DIRECTION: Locate the word "complex" in the material, then show every line that holds it.

RECORDED DATA:
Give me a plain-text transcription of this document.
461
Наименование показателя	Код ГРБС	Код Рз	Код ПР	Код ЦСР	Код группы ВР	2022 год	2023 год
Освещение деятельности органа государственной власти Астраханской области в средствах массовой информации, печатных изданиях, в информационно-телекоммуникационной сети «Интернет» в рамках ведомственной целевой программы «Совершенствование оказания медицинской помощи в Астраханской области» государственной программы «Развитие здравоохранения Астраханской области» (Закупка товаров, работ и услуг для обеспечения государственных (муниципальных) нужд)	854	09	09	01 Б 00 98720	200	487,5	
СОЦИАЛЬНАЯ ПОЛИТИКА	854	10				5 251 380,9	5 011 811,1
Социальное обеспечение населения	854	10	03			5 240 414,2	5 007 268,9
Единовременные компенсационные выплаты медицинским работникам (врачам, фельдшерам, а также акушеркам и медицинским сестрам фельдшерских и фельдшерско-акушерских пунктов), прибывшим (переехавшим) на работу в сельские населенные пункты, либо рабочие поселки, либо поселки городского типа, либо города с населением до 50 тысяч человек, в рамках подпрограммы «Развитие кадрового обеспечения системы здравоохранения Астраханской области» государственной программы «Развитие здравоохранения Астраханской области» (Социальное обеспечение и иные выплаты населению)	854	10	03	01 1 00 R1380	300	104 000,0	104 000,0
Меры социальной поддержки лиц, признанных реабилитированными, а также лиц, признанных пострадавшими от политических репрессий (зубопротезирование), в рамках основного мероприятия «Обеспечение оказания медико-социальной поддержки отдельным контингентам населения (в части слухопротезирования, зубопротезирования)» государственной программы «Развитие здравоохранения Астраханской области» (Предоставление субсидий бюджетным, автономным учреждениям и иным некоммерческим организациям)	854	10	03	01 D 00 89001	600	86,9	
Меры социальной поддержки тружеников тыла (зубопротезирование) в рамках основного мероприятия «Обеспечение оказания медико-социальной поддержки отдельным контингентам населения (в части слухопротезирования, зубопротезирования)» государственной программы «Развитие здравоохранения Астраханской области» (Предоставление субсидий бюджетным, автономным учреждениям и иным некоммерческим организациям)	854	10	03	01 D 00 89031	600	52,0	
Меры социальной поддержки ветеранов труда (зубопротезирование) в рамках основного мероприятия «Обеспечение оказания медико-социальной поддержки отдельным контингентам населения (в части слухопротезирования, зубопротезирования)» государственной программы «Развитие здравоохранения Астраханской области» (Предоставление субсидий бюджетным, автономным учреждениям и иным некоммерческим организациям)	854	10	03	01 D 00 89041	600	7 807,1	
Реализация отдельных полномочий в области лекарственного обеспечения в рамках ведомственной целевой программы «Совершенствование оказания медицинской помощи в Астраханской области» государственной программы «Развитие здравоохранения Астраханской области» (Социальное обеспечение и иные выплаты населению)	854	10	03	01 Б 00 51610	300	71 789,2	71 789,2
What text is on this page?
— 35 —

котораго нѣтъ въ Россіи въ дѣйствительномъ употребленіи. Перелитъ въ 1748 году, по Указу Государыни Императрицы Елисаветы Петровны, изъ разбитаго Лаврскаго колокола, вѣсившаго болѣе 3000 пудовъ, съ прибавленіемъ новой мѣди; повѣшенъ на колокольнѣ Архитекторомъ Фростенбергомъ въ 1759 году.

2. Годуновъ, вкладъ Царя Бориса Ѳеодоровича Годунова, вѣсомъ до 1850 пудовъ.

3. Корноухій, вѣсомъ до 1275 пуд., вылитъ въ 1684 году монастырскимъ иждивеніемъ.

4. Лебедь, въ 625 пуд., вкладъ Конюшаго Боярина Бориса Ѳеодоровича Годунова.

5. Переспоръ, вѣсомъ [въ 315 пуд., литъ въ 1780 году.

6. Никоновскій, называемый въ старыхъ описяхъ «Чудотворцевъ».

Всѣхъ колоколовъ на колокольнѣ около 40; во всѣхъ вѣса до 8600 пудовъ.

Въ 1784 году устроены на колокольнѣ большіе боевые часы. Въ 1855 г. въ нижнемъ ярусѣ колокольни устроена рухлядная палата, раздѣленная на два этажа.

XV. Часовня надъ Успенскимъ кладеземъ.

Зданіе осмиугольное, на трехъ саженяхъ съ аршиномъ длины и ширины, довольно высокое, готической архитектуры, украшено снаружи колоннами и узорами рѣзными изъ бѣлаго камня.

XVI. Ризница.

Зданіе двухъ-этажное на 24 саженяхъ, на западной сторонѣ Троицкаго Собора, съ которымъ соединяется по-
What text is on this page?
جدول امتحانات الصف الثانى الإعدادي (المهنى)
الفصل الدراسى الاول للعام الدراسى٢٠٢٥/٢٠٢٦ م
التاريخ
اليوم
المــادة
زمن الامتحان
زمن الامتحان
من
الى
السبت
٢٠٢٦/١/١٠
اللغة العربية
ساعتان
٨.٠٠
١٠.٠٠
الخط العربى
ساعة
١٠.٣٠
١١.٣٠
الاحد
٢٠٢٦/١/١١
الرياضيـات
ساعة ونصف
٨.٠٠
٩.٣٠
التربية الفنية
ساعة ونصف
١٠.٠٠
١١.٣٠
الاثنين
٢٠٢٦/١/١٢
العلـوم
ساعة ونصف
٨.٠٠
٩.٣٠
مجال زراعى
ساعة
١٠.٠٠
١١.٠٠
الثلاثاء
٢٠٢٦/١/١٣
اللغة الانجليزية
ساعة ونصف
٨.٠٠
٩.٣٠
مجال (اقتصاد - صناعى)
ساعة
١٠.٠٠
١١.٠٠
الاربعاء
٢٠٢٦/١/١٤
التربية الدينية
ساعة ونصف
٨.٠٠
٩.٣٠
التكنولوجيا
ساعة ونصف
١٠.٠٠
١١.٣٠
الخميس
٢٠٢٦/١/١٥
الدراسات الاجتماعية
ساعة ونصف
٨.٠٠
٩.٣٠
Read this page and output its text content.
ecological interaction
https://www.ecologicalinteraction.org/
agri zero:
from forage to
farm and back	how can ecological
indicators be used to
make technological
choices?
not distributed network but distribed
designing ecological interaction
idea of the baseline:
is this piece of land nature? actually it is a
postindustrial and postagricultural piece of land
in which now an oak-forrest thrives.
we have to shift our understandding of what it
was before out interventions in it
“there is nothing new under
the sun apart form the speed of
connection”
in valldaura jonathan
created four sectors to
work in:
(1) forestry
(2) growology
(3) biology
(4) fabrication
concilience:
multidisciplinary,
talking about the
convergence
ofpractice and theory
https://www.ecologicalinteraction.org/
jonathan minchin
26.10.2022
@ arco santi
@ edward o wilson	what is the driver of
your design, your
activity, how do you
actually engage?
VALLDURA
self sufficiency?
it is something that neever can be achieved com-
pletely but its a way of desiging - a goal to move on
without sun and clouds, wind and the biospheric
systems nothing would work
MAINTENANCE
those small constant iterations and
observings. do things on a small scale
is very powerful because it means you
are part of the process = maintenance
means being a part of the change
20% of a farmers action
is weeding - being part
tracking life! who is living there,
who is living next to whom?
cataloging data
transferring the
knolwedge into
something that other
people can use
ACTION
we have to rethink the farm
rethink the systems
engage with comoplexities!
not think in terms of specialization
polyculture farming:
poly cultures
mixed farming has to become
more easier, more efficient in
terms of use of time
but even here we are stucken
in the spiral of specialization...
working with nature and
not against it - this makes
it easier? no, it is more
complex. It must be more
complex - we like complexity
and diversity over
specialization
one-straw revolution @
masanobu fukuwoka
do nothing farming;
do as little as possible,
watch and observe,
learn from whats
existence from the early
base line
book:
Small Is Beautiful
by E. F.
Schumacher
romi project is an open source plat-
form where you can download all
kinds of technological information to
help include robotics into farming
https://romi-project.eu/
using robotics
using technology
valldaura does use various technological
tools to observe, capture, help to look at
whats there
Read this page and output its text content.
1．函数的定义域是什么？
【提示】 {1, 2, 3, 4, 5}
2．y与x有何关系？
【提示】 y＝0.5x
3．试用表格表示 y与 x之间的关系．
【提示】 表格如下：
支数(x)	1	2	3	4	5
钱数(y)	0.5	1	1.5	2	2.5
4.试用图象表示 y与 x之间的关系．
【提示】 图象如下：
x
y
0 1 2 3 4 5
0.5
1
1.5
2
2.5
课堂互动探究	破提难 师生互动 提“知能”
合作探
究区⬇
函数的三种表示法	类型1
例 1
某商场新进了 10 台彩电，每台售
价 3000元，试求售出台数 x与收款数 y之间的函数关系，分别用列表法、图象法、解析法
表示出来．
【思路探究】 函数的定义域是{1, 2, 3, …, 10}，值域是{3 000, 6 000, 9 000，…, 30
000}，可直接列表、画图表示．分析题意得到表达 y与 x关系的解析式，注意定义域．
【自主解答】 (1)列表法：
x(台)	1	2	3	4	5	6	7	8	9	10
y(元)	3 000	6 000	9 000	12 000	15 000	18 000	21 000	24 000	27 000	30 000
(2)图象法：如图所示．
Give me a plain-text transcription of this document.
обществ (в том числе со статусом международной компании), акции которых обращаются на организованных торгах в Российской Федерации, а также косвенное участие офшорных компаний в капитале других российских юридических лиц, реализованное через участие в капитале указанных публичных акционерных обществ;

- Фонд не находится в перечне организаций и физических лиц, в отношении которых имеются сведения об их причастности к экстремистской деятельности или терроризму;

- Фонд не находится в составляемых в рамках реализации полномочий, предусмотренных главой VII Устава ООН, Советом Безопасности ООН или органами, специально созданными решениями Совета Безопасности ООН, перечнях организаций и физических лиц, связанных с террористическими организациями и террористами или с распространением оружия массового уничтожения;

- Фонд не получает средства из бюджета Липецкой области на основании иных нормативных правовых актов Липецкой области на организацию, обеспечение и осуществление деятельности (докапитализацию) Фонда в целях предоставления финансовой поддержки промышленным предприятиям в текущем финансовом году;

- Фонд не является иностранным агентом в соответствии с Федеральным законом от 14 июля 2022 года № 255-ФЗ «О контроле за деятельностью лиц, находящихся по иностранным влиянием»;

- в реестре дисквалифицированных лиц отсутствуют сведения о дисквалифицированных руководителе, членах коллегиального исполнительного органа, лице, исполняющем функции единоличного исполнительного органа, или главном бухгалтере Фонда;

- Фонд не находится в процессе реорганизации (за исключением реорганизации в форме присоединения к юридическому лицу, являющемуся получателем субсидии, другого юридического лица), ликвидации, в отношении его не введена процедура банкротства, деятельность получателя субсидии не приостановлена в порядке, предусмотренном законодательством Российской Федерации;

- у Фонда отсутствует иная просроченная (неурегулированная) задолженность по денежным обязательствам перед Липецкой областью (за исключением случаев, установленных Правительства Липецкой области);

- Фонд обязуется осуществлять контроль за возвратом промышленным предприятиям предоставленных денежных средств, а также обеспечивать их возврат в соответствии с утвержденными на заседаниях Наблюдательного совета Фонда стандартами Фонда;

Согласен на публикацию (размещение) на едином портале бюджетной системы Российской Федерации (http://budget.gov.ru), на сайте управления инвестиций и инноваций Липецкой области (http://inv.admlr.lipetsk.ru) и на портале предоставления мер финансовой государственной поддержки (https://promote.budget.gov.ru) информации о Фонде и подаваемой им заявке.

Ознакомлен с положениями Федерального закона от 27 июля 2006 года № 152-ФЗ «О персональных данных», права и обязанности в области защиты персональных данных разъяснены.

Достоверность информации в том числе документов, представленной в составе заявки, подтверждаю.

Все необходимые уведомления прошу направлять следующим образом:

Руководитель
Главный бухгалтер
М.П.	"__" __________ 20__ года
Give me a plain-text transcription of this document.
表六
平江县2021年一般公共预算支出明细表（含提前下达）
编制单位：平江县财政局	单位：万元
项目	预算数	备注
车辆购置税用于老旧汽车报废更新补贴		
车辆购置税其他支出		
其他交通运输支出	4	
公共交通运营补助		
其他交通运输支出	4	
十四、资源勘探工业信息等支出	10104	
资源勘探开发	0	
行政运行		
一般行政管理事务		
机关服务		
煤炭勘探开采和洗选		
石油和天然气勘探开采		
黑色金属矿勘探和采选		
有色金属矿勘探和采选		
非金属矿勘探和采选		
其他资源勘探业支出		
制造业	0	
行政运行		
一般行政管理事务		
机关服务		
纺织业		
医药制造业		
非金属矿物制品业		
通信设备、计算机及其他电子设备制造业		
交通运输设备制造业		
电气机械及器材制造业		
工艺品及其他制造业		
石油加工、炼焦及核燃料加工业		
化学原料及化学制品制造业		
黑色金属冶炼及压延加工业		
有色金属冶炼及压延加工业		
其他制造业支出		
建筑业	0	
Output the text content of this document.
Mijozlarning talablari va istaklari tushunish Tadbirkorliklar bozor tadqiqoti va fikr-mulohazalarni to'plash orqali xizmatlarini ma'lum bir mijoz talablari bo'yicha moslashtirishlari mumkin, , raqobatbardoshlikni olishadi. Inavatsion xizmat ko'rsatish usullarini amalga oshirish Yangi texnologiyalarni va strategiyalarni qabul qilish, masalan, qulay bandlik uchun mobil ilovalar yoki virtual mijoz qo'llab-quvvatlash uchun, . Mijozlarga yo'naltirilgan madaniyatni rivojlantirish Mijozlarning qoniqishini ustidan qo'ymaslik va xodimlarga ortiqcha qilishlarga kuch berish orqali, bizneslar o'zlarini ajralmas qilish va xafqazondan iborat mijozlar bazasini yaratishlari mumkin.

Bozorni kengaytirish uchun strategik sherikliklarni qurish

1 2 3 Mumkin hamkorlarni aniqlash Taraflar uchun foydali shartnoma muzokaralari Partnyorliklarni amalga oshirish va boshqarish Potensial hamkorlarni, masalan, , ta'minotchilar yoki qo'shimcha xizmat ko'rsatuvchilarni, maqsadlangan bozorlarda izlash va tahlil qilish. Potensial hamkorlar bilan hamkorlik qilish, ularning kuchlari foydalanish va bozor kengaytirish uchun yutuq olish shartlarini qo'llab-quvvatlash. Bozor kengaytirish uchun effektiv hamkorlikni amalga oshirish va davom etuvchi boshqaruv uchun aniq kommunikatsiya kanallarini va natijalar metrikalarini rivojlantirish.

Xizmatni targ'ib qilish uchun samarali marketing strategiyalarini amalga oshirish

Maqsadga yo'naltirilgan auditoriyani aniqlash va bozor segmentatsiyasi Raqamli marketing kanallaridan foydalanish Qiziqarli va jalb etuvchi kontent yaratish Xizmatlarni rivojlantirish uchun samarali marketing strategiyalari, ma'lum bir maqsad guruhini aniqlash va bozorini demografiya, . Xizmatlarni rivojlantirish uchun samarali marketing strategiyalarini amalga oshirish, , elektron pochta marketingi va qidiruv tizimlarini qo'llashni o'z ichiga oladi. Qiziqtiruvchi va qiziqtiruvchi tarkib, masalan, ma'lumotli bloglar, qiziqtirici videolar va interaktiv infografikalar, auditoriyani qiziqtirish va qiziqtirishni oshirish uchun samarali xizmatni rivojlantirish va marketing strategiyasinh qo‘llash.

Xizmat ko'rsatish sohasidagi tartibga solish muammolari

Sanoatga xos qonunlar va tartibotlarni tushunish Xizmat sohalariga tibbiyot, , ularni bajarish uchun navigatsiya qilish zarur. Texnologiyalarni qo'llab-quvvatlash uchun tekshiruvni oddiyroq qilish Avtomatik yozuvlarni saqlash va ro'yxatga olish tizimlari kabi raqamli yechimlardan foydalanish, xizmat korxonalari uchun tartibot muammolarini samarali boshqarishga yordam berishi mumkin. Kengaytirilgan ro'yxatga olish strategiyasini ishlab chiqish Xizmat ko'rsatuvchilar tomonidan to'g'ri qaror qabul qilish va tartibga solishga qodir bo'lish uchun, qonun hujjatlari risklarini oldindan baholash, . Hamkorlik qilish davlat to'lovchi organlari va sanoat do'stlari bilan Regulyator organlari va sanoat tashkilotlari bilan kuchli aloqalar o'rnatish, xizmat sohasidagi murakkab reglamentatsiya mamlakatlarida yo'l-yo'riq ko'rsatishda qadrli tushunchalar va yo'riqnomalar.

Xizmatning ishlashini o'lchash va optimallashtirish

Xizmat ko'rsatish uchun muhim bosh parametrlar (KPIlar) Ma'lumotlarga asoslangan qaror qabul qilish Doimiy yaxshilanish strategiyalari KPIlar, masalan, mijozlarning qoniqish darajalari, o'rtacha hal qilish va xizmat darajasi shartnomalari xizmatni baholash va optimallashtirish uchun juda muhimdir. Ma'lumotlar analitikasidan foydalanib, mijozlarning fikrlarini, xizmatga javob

WRITTEN RESPONSE:
complex. It must be more
complex - we like complexity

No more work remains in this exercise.